## CHALLENGE
The data below must be copied in full and without any change.

──────── EXCERPTED RECORDS

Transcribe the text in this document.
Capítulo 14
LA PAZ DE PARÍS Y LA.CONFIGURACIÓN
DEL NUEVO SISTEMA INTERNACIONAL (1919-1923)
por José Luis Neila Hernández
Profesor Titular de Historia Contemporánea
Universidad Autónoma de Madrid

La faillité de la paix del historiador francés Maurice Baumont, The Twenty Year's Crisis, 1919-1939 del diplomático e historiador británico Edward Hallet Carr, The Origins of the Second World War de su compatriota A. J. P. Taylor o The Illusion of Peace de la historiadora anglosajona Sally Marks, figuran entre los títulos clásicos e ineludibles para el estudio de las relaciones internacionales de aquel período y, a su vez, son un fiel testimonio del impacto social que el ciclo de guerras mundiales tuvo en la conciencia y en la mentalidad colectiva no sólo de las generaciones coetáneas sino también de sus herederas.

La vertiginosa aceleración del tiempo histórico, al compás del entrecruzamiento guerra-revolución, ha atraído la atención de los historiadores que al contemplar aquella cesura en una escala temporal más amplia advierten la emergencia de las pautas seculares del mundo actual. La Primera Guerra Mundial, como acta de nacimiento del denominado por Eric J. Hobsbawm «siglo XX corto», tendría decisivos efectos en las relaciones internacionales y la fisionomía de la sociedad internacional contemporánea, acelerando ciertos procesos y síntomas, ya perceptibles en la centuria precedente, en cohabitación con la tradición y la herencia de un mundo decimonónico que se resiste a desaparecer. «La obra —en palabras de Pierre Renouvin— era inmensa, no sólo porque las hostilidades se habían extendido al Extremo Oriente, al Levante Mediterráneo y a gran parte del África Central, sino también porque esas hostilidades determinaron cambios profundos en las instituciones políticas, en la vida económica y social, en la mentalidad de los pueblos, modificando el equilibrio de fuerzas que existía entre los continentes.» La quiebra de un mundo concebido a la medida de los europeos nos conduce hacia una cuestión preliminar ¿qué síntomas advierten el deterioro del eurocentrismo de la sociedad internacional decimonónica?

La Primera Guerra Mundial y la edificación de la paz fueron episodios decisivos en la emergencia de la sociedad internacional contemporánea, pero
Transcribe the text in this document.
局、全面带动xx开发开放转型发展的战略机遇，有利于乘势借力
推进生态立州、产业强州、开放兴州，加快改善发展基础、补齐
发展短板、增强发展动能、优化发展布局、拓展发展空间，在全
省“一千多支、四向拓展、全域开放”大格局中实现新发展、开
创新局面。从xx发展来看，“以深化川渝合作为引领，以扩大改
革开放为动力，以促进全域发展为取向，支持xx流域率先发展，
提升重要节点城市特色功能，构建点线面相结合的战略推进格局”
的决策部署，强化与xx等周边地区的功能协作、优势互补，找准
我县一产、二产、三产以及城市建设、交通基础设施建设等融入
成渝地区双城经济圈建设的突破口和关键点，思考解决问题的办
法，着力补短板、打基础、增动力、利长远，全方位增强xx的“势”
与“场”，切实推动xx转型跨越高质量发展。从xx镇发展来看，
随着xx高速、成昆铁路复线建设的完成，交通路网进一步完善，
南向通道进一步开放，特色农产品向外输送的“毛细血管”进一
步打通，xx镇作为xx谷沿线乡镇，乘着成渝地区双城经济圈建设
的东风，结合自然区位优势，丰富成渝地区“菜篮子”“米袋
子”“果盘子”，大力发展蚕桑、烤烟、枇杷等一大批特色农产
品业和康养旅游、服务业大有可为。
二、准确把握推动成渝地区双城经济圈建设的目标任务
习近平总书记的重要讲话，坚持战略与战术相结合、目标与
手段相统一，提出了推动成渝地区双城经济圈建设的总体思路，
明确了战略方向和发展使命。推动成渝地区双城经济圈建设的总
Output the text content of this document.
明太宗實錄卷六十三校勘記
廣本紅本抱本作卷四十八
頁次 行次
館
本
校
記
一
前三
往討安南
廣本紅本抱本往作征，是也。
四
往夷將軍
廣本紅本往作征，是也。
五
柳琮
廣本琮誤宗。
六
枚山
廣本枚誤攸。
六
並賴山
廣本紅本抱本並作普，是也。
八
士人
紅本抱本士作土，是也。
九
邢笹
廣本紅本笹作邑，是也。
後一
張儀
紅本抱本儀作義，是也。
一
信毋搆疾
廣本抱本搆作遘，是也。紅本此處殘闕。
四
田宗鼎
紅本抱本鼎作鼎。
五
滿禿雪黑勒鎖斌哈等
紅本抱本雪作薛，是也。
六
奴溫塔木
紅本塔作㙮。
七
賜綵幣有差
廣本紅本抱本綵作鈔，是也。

────────────────

## WRITTEN RESPONSE
Transcribe the text in this document.
Capítulo 14
LA PAZ DE PARÍS Y LA.CONFIGURACIÓN
DEL NUEVO SISTEMA INTERNACIONAL (1919-1923)
por José Luis Neila Hernández
Profesor Titular de Historia Contemporánea
Universidad Autónoma de Madrid

La faillité de la paix del historiador francés Maurice Baumont, The Twenty Year's Crisis, 1919-1939 del diplomático e historiador británico Edward Hallet Carr, The Origins of the Second World War de su compatriota A. J. P. Taylor o The Illusion of Peace de la historiadora anglosajona Sally Marks, figuran entre los títulos clásicos e ineludibles para el estudio de las relaciones internacionales de aquel período y, a su vez, son un fiel testimonio del impacto social que el ciclo de guerras mundiales tuvo en la conciencia y en la mentalidad colectiva no sólo de las generaciones coetáneas sino también de sus herederas.

La vertiginosa aceleración del tiempo histórico, al compás del entrecruzamiento guerra-revolución, ha atraído la atención de los historiadores que al contemplar aquella cesura en una escala temporal más amplia advierten la emergencia de las pautas seculares del mundo actual. La Primera Guerra Mundial, como acta de nacimiento del denominado por Eric J. Hobsbawm «siglo XX corto», tendría decisivos efectos en las relaciones internacionales y la fisionomía de la sociedad internacional contemporánea, acelerando ciertos procesos y síntomas, ya perceptibles en la centuria precedente, en cohabitación con la tradición y la herencia de un mundo decimonónico que se resiste a desaparecer. «La obra —en palabras de Pierre Renouvin— era inmensa, no sólo porque las hostilidades se habían extendido al Extremo Oriente, al Levante Mediterráneo y a gran parte del África Central, sino también porque esas hostilidades determinaron cambios profundos en las instituciones políticas, en la vida económica y social, en la mentalidad de los pueblos, modificando el equilibrio de fuerzas que existía entre los continentes.» La quiebra de un mundo concebido a la medida de los europeos nos conduce hacia una cuestión preliminar ¿qué síntomas advierten el deterioro del eurocentrismo de la sociedad internacional decimonónica?

La Primera Guerra Mundial y la edificación de la paz fueron episodios decisivos en la emergencia de la sociedad internacional contemporánea, pero
Transcribe the text in this document.
局、全面带动xx开发开放转型发展的战略机遇，有利于乘势借力
推进生态立州、产业强州、开放兴州，加快改善发展基础、补齐
发展短板、增强发展动能、优化发展布局、拓展发展空间，在全
省“一千多支、四向拓展、全域开放”大格局中实现新发展、开
创新局面。从xx发展来看，“以深化川渝合作为引领，以扩大改
革开放为动力，以促进全域发展为取向，支持xx流域率先发展，
提升重要节点城市特色功能，构建点线面相结合的战略推进格局”
的决策部署，强化与xx等周边地区的功能协作、优势互补，找准
我县一产、二产、三产以及城市建设、交通基础设施建设等融入
成渝地区双城经济圈建设的突破口和关键点，思考解决问题的办
法，着力补短板、打基础、增动力、利长远，全方位增强xx的“势”
与“场”，切实推动xx转型跨越高质量发展。从xx镇发展来看，
随着xx高速、成昆铁路复线建设的完成，交通路网进一步完善，
南向通道进一步开放，特色农产品向外输送的“毛细血管”进一
步打通，xx镇作为xx谷沿线乡镇，乘着成渝地区双城经济圈建设
的东风，结合自然区位优势，丰富成渝地区“菜篮子”“米袋
子”“果盘子”，大力发展蚕桑、烤烟、枇杷等一大批特色农产
品业和康养旅游、服务业大有可为。
二、准确把握推动成渝地区双城经济圈建设的目标任务
习近平总书记的重要讲话，坚持战略与战术相结合、目标与
手段相统一，提出了推动成渝地区双城经济圈建设的总体思路，
明确了战略方向和发展使命。推动成渝地区双城经济圈建设的总
Output the text content of this document.
明太宗實錄卷六十三校勘記
廣本紅本抱本作卷四十八
頁次 行次
館
本
校
記
一
前三
往討安南
廣本紅本抱本往作征，是也。
四
往夷將軍
廣本紅本往作征，是也。
五
柳琮
廣本琮誤宗。
六
枚山
廣本枚誤攸。
六
並賴山
廣本紅本抱本並作普，是也。
八
士人
紅本抱本士作土，是也。
九
邢笹
廣本紅本笹作邑，是也。
後一
張儀
紅本抱本儀作義，是也。
一
信毋搆疾
廣本抱本搆作遘，是也。紅本此處殘闕。
四
田宗鼎
紅本抱本鼎作鼎。
五
滿禿雪黑勒鎖斌哈等
紅本抱本雪作薛，是也。
六
奴溫塔木
紅本塔作㙮。
七
賜綵幣有差
廣本紅本抱本綵作鈔，是也。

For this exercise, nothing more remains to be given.